**Set task A**
List every organization named in the text about photographer John Claridge.
**Set task B**
According to the text about photographer John Claridge, why did he want to see the world? Answer in one to three sentences.
**Set task C**
Continue the piece on John Claridge's photography from the point where it stops.

**Provided text**
************

John Claridge’s Lighter Side
“Coming from the East End, I used to go to sleep at night listening to the sound of the ships and my dad was a sailor who told me tales of his travels – so I wanted to see the world.” Photographer John Claridge confided to me, revealing the source of his wanderlust. Yet as a child in the nineteen fifties, growing up in the shadow of the London docks, I doubt if John ever imagined that he would one day be photographing a vessel like the one above, as he did for the Indian Tourist Board in 1980.
John’s family had worked as dockers for generations, but in John’s youth the docks were already in decline, so when he left school at fifteen and went to West Ham Labour Exchange, he told them he wanted to be a photographer. Blessed with precocious talent and easy charm, John was offered immediate employment by the photographic department of the McCann-Erickson advertising agency. It was the first step in an exceptional career which took him out of Plaistow and sent him on assignments all over the world, working at the peak of his profession for decades.
This selection of pictures from John’s global odyssey shows the flowering of his creativity in the commercial arena, which came after his East End documentary photography I have published over the past year.
“I think I lived through the golden age of advertising in which you could be creative with your art, I don’t think you can do that any more.” John admitted to me, “There was no photoshop, you had to go out and take the photograph – and you discovered things and you ran with it. All of these pictures were done in the frame. If you bolt it together from library images, you just get the bleeding obvious.”
Indian Tourist Board 1980
“I made several trips to India and came back with all kinds of pictures, and then I worked with a designer and a copywriter and we were free to be creative.”

************

**Supplied data**
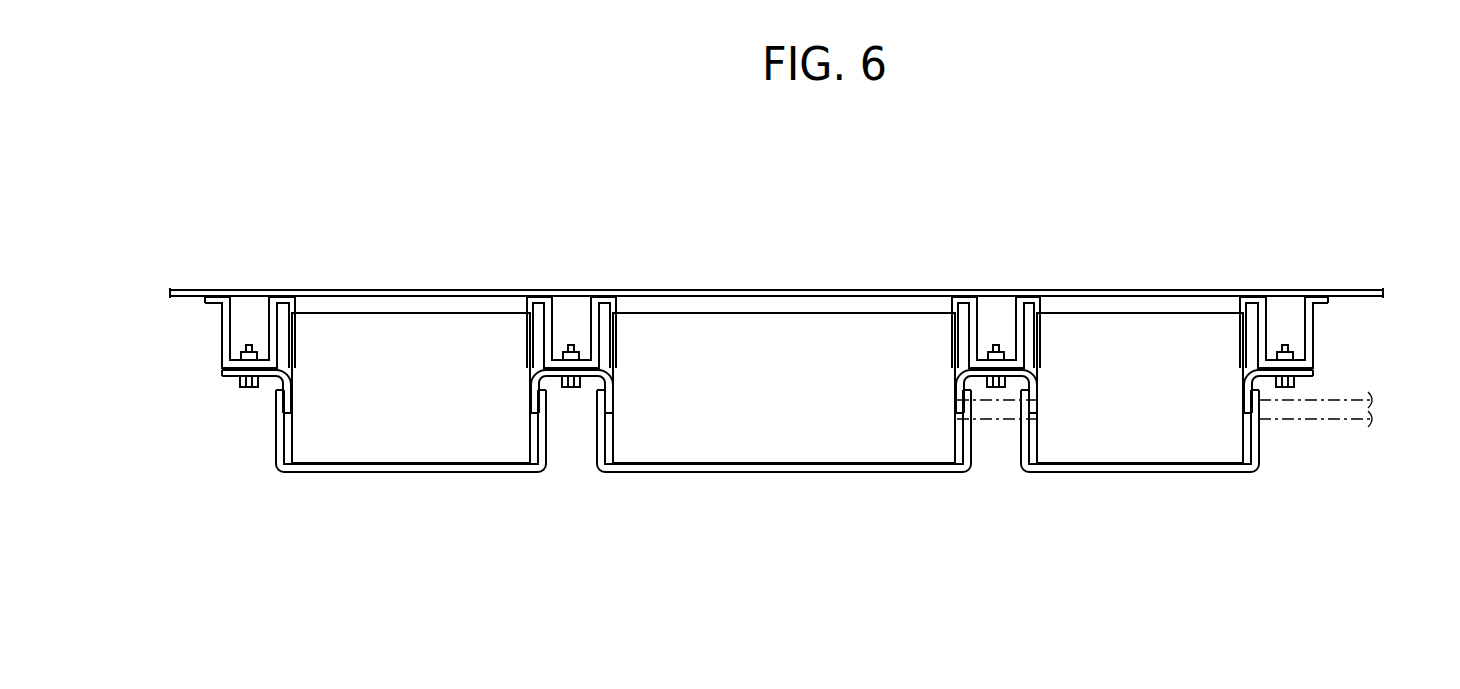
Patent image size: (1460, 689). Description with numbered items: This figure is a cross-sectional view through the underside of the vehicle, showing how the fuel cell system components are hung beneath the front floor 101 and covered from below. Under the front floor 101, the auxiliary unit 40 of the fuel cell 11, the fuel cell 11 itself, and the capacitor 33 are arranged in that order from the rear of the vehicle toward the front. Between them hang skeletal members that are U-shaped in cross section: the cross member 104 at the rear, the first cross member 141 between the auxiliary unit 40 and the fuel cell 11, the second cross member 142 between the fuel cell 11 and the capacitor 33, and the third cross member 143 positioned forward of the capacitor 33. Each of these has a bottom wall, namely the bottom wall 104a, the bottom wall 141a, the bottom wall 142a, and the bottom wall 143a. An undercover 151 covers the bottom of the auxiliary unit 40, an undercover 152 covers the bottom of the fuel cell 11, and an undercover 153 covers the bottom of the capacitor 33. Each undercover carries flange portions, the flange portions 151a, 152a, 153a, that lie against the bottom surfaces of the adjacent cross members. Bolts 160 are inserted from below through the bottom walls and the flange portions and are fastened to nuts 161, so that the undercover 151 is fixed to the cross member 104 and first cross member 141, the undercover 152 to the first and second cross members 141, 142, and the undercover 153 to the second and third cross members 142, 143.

************

**Written response A**
Indian Tourist Board, West Ham Labour Exchange, McCann-Erickson advertising agency

**Written response B**
As a boy in the East End, he fell asleep at night listening to the sound of the ships. His father was a sailor who told him tales of his travels.

**Written response C**
Lloyds Bank 1975
“This was on a beach in Cornwall. It was probably the weather we didn’t want. We had a horse for two days and we just let it run. You got the best horse you could, so we got one that had been ‘Black Beauty.’ This picture was used for a forty-eight sheet poster.”
Jack Daniels 1986
“The guy was just whittling while he waited for the whisky to mature – it was his job, it was what he did. Tennessee was a dry state at the time.”
Land Rover 1989
“We stayed with Richard Leakey in Kenya and took a safari by Land Rover. I got pretty close, it’s surprising how close you can get to a Wildebeest in a Land Rover, but you don’t want to get out or it spooks them. The texture of a Wildebeest is fantastic, the hide has a luminosity. We did giraffes, zebras, everything…”
Adplates Calendar 1985
“This was for a calendar created for a reproduction house. The photograph was taken in daylight but the print is solarised in the processing.”
French Tourist Board 1974
“This is very early in the morning near the Jeu de Paume in the Tuileries where the Impressionists painted. It was an experiment to see if we could get the feel of those paintings in a photograph.”
Kodak 1978
“This was for a calendar Kodak did to demonstrate the qualities of different films they manufactured. So I said, ‘Let’s go to Venice.’ The light is very beautiful out of season and I used a mirror lens which gives the feel of a vignette.”
Goretex 1989
“This is in Alaska on Mount McKinley. We flew into base camp and climbed up to take the photo. The man in the picture is the guide who took us up there.”
Vichy Cosmetics 1972
“She was driving an old Rolls Royce that we hired for the day in Paris. The dress is her own, because it’s about her individuality – not about creating something fashionable, but about her complexion and how she sees herself.”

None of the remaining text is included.